■ **AIM OF THE EXERCISE**
Will you extract the entries word for word? Images should not appear in the copy.
--- START OF RECORDS TO PROCESS ---
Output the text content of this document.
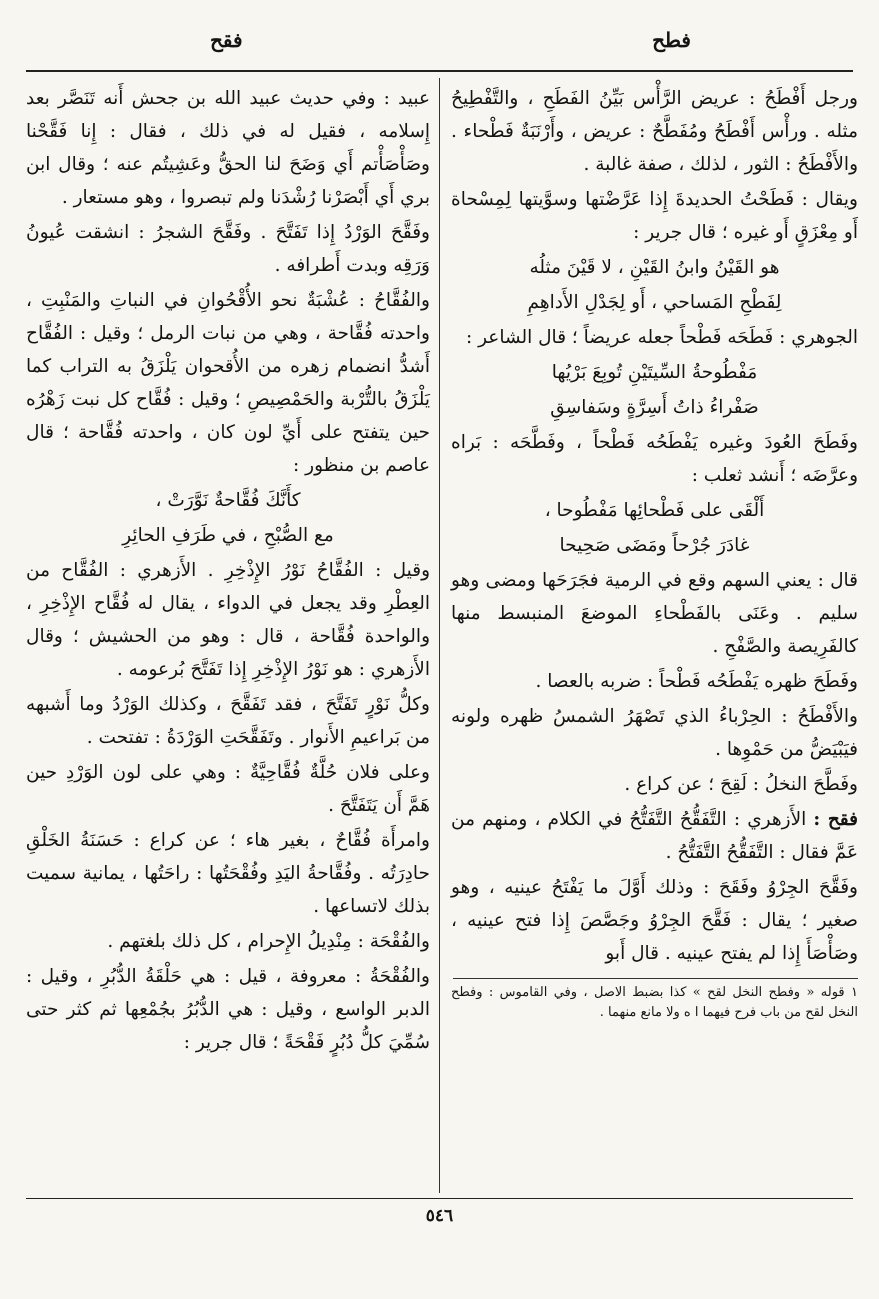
فطح
فقح

ورجل أَفْطَحُ : عريض الرَّأْس بَيِّنُ الفَطَحِ ، والتَّفْطِيحُ مثله . ورأْس أَفْطَحُ ومُفَطَّحٌ : عريض ، وأَرْنَبَةٌ فَطْحاء . والأَفْطَحُ : الثور ، لذلك ، صفة غالبة .

ويقال : فَطَحْتُ الحديدةَ إِذا عَرَّضْتها وسوَّيتها لِمِسْحاة أَو مِعْزَقٍ أَو غيره ؛ قال جرير :

هو القَيْنُ وابنُ القَيْنِ ، لا قَيْنَ مثلُه

لِفَطْحِ المَساحي ، أَو لِجَدْلِ الأَداهِمِ

الجوهري : فَطَحَه فَطْحاً جعله عريضاً ؛ قال الشاعر :

مَفْطُوحةُ السِّيتَيْنِ تُوبِعَ بَرْيُها

صَفْراءُ ذاتُ أَسِرَّةٍ وسَفاسِقِ

وفَطَحَ العُودَ وغيره يَفْطَحُه فَطْحاً ، وفَطَّحَه : بَراه وعرَّضَه ؛ أَنشد ثعلب :

أَلْقَى على فَطْحائِها مَفْطُوحا ،

غادَرَ جُرْحاً ومَضَى صَحِيحا

قال : يعني السهم وقع في الرمية فجَرَحَها ومضى وهو سليم . وعَنَى بالفَطْحاءِ الموضعَ المنبسط منها كالفَرِيصة والصَّفْحِ .

وفَطَحَ ظهره يَفْطَحُه فَطْحاً : ضربه بالعصا .

والأَفْطَحُ : الحِرْباءُ الذي تَصْهَرُ الشمسُ ظهره ولونه فيَبْيَضُّ من حَمْوِها .

وفَطَّحَ النخلُ : لَقِحَ ؛ عن كراع .

فقح : الأَزهري : التَّفَقُّحُ التَّفَتُّحُ في الكلام ، ومنهم من عَمَّ فقال : التَّفَقُّحُ التَّفَتُّحُ .

وفَقَّحَ الجِرْوُ وفَقَحَ : وذلك أَوَّلَ ما يَفْتَحُ عينيه ، وهو صغير ؛ يقال : فَقَّحَ الجِرْوُ وجَصَّصَ إِذا فتح عينيه ، وصَأْصَأَ إِذا لم يفتح عينيه . قال أَبو

١ قوله « وفطح النخل لقح » كذا بضبط الاصل ، وفي القاموس : وفطح النخل لقح من باب فرح فيهما ا ه ولا مانع منهما .

عبيد : وفي حديث عبيد الله بن جحش أَنه تَنَصَّر بعد إِسلامه ، فقيل له في ذلك ، فقال : إِنا فَقَّحْنا وصَأْصَأْتم أَي وَضَحَ لنا الحقُّ وعَشِيتُم عنه ؛ وقال ابن بري أَي أَبْصَرْنا رُشْدَنا ولم تبصروا ، وهو مستعار .

وفَقَّحَ الوَرْدُ إِذا تَفَتَّحَ . وفَقَّحَ الشجرُ : انشقت عُيونُ وَرَقِه وبدت أَطرافه .

والفُقَّاحُ : عُشْبَةٌ نحو الأُقْحُوانِ في النباتِ والمَنْبِتِ ، واحدته فُقَّاحة ، وهي من نبات الرمل ؛ وقيل : الفُقَّاح أَشدُّ انضمام زهره من الأُقحوان يَلْزَقُ به التراب كما يَلْزَقُ بالتُّرْبة والحَمْصِيصِ ؛ وقيل : فُقَّاح كل نبت زَهْرُه حين يتفتح على أَيِّ لون كان ، واحدته فُقَّاحة ؛ قال عاصم بن منظور :

كأَنَّكَ فُقَّاحةٌ نَوَّرَتْ ،

مع الصُّبْحِ ، في طَرَفِ الحائِرِ

وقيل : الفُقَّاحُ نَوْرُ الإِذْخِرِ . الأَزهري : الفُقَّاح من العِطْرِ وقد يجعل في الدواء ، يقال له فُقَّاح الإِذْخِرِ ، والواحدة فُقَّاحة ، قال : وهو من الحشيش ؛ وقال الأَزهري : هو نَوْرُ الإِذْخِرِ إِذا تَفَتَّحَ بُرعومه .

وكلُّ نَوْرٍ تَفَتَّحَ ، فقد تَفَقَّحَ ، وكذلك الوَرْدُ وما أَشبهه من بَراعيمِ الأَنوار . وتَفَقَّحَتِ الوَرْدَةُ : تفتحت .

وعلى فلان حُلَّةٌ فُقَّاحِيَّةٌ : وهي على لون الوَرْدِ حين هَمَّ أَن يَتَفَتَّحَ .

وامرأَة فُقَّاحٌ ، بغير هاء ؛ عن كراع : حَسَنَةُ الخَلْقِ حادِرَتُه . وفُقَّاحةُ اليَدِ وفُقْحَتُها : راحَتُها ، يمانية سميت بذلك لاتساعها .

والفُقْحَة : مِنْدِيلُ الإِحرام ، كل ذلك بلغتهم .

والفُقْحَةُ : معروفة ، قيل : هي حَلْقَةُ الدُّبُرِ ، وقيل : الدبر الواسع ، وقيل : هي الدُّبُرُ بجُمْعِها ثم كثر حتى سُمِّيَ كلُّ دُبُرٍ فَقْحَةً ؛ قال جرير :

٥٤٦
--- END OF RECORDS TO PROCESS ---
■ **RESPONSE TO THE EXERCISE**
Output the text content of this document.
فطح
فقح

ورجل أَفْطَحُ : عريض الرَّأْس بَيِّنُ الفَطَحِ ، والتَّفْطِيحُ مثله . ورأْس أَفْطَحُ ومُفَطَّحٌ : عريض ، وأَرْنَبَةٌ فَطْحاء . والأَفْطَحُ : الثور ، لذلك ، صفة غالبة .

ويقال : فَطَحْتُ الحديدةَ إِذا عَرَّضْتها وسوَّيتها لِمِسْحاة أَو مِعْزَقٍ أَو غيره ؛ قال جرير :

هو القَيْنُ وابنُ القَيْنِ ، لا قَيْنَ مثلُه

لِفَطْحِ المَساحي ، أَو لِجَدْلِ الأَداهِمِ

الجوهري : فَطَحَه فَطْحاً جعله عريضاً ؛ قال الشاعر :

مَفْطُوحةُ السِّيتَيْنِ تُوبِعَ بَرْيُها

صَفْراءُ ذاتُ أَسِرَّةٍ وسَفاسِقِ

وفَطَحَ العُودَ وغيره يَفْطَحُه فَطْحاً ، وفَطَّحَه : بَراه وعرَّضَه ؛ أَنشد ثعلب :

أَلْقَى على فَطْحائِها مَفْطُوحا ،

غادَرَ جُرْحاً ومَضَى صَحِيحا

قال : يعني السهم وقع في الرمية فجَرَحَها ومضى وهو سليم . وعَنَى بالفَطْحاءِ الموضعَ المنبسط منها كالفَرِيصة والصَّفْحِ .

وفَطَحَ ظهره يَفْطَحُه فَطْحاً : ضربه بالعصا .

والأَفْطَحُ : الحِرْباءُ الذي تَصْهَرُ الشمسُ ظهره ولونه فيَبْيَضُّ من حَمْوِها .

وفَطَّحَ النخلُ : لَقِحَ ؛ عن كراع .

فقح : الأَزهري : التَّفَقُّحُ التَّفَتُّحُ في الكلام ، ومنهم من عَمَّ فقال : التَّفَقُّحُ التَّفَتُّحُ .

وفَقَّحَ الجِرْوُ وفَقَحَ : وذلك أَوَّلَ ما يَفْتَحُ عينيه ، وهو صغير ؛ يقال : فَقَّحَ الجِرْوُ وجَصَّصَ إِذا فتح عينيه ، وصَأْصَأَ إِذا لم يفتح عينيه . قال أَبو

١ قوله « وفطح النخل لقح » كذا بضبط الاصل ، وفي القاموس : وفطح النخل لقح من باب فرح فيهما ا ه ولا مانع منهما .

عبيد : وفي حديث عبيد الله بن جحش أَنه تَنَصَّر بعد إِسلامه ، فقيل له في ذلك ، فقال : إِنا فَقَّحْنا وصَأْصَأْتم أَي وَضَحَ لنا الحقُّ وعَشِيتُم عنه ؛ وقال ابن بري أَي أَبْصَرْنا رُشْدَنا ولم تبصروا ، وهو مستعار .

وفَقَّحَ الوَرْدُ إِذا تَفَتَّحَ . وفَقَّحَ الشجرُ : انشقت عُيونُ وَرَقِه وبدت أَطرافه .

والفُقَّاحُ : عُشْبَةٌ نحو الأُقْحُوانِ في النباتِ والمَنْبِتِ ، واحدته فُقَّاحة ، وهي من نبات الرمل ؛ وقيل : الفُقَّاح أَشدُّ انضمام زهره من الأُقحوان يَلْزَقُ به التراب كما يَلْزَقُ بالتُّرْبة والحَمْصِيصِ ؛ وقيل : فُقَّاح كل نبت زَهْرُه حين يتفتح على أَيِّ لون كان ، واحدته فُقَّاحة ؛ قال عاصم بن منظور :

كأَنَّكَ فُقَّاحةٌ نَوَّرَتْ ،

مع الصُّبْحِ ، في طَرَفِ الحائِرِ

وقيل : الفُقَّاحُ نَوْرُ الإِذْخِرِ . الأَزهري : الفُقَّاح من العِطْرِ وقد يجعل في الدواء ، يقال له فُقَّاح الإِذْخِرِ ، والواحدة فُقَّاحة ، قال : وهو من الحشيش ؛ وقال الأَزهري : هو نَوْرُ الإِذْخِرِ إِذا تَفَتَّحَ بُرعومه .

وكلُّ نَوْرٍ تَفَتَّحَ ، فقد تَفَقَّحَ ، وكذلك الوَرْدُ وما أَشبهه من بَراعيمِ الأَنوار . وتَفَقَّحَتِ الوَرْدَةُ : تفتحت .

وعلى فلان حُلَّةٌ فُقَّاحِيَّةٌ : وهي على لون الوَرْدِ حين هَمَّ أَن يَتَفَتَّحَ .

وامرأَة فُقَّاحٌ ، بغير هاء ؛ عن كراع : حَسَنَةُ الخَلْقِ حادِرَتُه . وفُقَّاحةُ اليَدِ وفُقْحَتُها : راحَتُها ، يمانية سميت بذلك لاتساعها .

والفُقْحَة : مِنْدِيلُ الإِحرام ، كل ذلك بلغتهم .

والفُقْحَةُ : معروفة ، قيل : هي حَلْقَةُ الدُّبُرِ ، وقيل : الدبر الواسع ، وقيل : هي الدُّبُرُ بجُمْعِها ثم كثر حتى سُمِّيَ كلُّ دُبُرٍ فَقْحَةً ؛ قال جرير :

٥٤٦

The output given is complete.